Objective:
Exactly repeat the full listing that follows.

Information given:
● ● ● ● ●

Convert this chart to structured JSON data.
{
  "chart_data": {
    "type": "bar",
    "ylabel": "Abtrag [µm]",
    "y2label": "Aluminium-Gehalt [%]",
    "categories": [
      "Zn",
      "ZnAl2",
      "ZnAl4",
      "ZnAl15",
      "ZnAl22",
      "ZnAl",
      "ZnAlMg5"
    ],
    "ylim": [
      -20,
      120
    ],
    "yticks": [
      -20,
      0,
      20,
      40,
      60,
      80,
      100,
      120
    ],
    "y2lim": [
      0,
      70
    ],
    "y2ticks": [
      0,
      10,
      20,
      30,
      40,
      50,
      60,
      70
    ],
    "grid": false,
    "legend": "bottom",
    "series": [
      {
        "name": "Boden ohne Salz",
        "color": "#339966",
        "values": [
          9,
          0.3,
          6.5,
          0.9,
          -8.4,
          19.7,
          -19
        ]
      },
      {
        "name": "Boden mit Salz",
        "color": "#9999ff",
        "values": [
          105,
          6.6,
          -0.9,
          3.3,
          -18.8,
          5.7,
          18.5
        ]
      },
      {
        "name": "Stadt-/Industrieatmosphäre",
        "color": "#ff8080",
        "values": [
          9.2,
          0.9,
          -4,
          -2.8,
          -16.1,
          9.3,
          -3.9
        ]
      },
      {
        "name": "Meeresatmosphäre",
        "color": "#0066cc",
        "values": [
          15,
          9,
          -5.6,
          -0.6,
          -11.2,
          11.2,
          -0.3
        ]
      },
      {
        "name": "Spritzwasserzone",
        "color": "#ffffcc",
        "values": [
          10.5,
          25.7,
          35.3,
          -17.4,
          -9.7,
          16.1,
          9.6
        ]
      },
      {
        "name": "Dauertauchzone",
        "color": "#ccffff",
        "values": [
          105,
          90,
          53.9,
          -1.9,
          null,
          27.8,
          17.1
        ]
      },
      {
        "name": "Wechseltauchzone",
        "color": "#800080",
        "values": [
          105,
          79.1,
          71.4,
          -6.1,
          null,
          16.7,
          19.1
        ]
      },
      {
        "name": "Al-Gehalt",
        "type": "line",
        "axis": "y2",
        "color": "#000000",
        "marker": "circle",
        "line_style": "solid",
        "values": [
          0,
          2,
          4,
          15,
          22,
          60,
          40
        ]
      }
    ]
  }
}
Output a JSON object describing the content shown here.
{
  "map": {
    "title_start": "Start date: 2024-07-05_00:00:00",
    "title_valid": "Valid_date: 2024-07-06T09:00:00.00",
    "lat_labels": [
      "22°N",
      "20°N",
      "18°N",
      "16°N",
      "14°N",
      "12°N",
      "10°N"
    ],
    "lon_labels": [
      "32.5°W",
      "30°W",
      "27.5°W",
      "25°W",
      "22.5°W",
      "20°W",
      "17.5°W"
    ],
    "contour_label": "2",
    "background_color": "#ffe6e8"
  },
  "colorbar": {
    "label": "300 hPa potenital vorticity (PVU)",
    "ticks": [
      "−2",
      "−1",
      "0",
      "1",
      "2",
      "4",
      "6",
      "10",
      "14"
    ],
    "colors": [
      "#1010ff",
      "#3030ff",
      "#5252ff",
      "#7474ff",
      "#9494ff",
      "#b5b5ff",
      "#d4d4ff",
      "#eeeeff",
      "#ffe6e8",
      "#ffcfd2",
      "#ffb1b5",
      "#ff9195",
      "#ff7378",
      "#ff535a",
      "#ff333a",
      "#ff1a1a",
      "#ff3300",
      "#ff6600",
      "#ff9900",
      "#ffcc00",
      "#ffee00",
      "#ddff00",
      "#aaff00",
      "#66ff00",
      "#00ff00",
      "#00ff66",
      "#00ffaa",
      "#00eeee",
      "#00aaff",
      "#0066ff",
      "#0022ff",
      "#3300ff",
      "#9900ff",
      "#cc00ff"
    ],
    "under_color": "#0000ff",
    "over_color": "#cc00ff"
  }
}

● ● ● ● ●

Final result:
Convert this chart to structured JSON data.
{
  "chart_data": {
    "type": "bar",
    "ylabel": "Abtrag [µm]",
    "y2label": "Aluminium-Gehalt [%]",
    "categories": [
      "Zn",
      "ZnAl2",
      "ZnAl4",
      "ZnAl15",
      "ZnAl22",
      "ZnAl",
      "ZnAlMg5"
    ],
    "ylim": [
      -20,
      120
    ],
    "yticks": [
      -20,
      0,
      20,
      40,
      60,
      80,
      100,
      120
    ],
    "y2lim": [
      0,
      70
    ],
    "y2ticks": [
      0,
      10,
      20,
      30,
      40,
      50,
      60,
      70
    ],
    "grid": false,
    "legend": "bottom",
    "series": [
      {
        "name": "Boden ohne Salz",
        "color": "#339966",
        "values": [
          9,
          0.3,
          6.5,
          0.9,
          -8.4,
          19.7,
          -19
        ]
      },
      {
        "name": "Boden mit Salz",
        "color": "#9999ff",
        "values": [
          105,
          6.6,
          -0.9,
          3.3,
          -18.8,
          5.7,
          18.5
        ]
      },
      {
        "name": "Stadt-/Industrieatmosphäre",
        "color": "#ff8080",
        "values": [
          9.2,
          0.9,
          -4,
          -2.8,
          -16.1,
          9.3,
          -3.9
        ]
      },
      {
        "name": "Meeresatmosphäre",
        "color": "#0066cc",
        "values": [
          15,
          9,
          -5.6,
          -0.6,
          -11.2,
          11.2,
          -0.3
        ]
      },
      {
        "name": "Spritzwasserzone",
        "color": "#ffffcc",
        "values": [
          10.5,
          25.7,
          35.3,
          -17.4,
          -9.7,
          16.1,
          9.6
        ]
      },
      {
        "name": "Dauertauchzone",
        "color": "#ccffff",
        "values": [
          105,
          90,
          53.9,
          -1.9,
          null,
          27.8,
          17.1
        ]
      },
      {
        "name": "Wechseltauchzone",
        "color": "#800080",
        "values": [
          105,
          79.1,
          71.4,
          -6.1,
          null,
          16.7,
          19.1
        ]
      },
      {
        "name": "Al-Gehalt",
        "type": "line",
        "axis": "y2",
        "color": "#000000",
        "marker": "circle",
        "line_style": "solid",
        "values": [
          0,
          2,
          4,
          15,
          22,
          60,
          40
        ]
      }
    ]
  }
}
Output a JSON object describing the content shown here.
{
  "map": {
    "title_start": "Start date: 2024-07-05_00:00:00",
    "title_valid": "Valid_date: 2024-07-06T09:00:00.00",
    "lat_labels": [
      "22°N",
      "20°N",
      "18°N",
      "16°N",
      "14°N",
      "12°N",
      "10°N"
    ],
    "lon_labels": [
      "32.5°W",
      "30°W",
      "27.5°W",
      "25°W",
      "22.5°W",
      "20°W",
      "17.5°W"
    ],
    "contour_label": "2",
    "background_color": "#ffe6e8"
  },
  "colorbar": {
    "label": "300 hPa potenital vorticity (PVU)",
    "ticks": [
      "−2",
      "−1",
      "0",
      "1",
      "2",
      "4",
      "6",
      "10",
      "14"
    ],
    "colors": [
      "#1010ff",
      "#3030ff",
      "#5252ff",
      "#7474ff",
      "#9494ff",
      "#b5b5ff",
      "#d4d4ff",
      "#eeeeff",
      "#ffe6e8",
      "#ffcfd2",
      "#ffb1b5",
      "#ff9195",
      "#ff7378",
      "#ff535a",
      "#ff333a",
      "#ff1a1a",
      "#ff3300",
      "#ff6600",
      "#ff9900",
      "#ffcc00",
      "#ffee00",
      "#ddff00",
      "#aaff00",
      "#66ff00",
      "#00ff00",
      "#00ff66",
      "#00ffaa",
      "#00eeee",
      "#00aaff",
      "#0066ff",
      "#0022ff",
      "#3300ff",
      "#9900ff",
      "#cc00ff"
    ],
    "under_color": "#0000ff",
    "over_color": "#cc00ff"
  }
}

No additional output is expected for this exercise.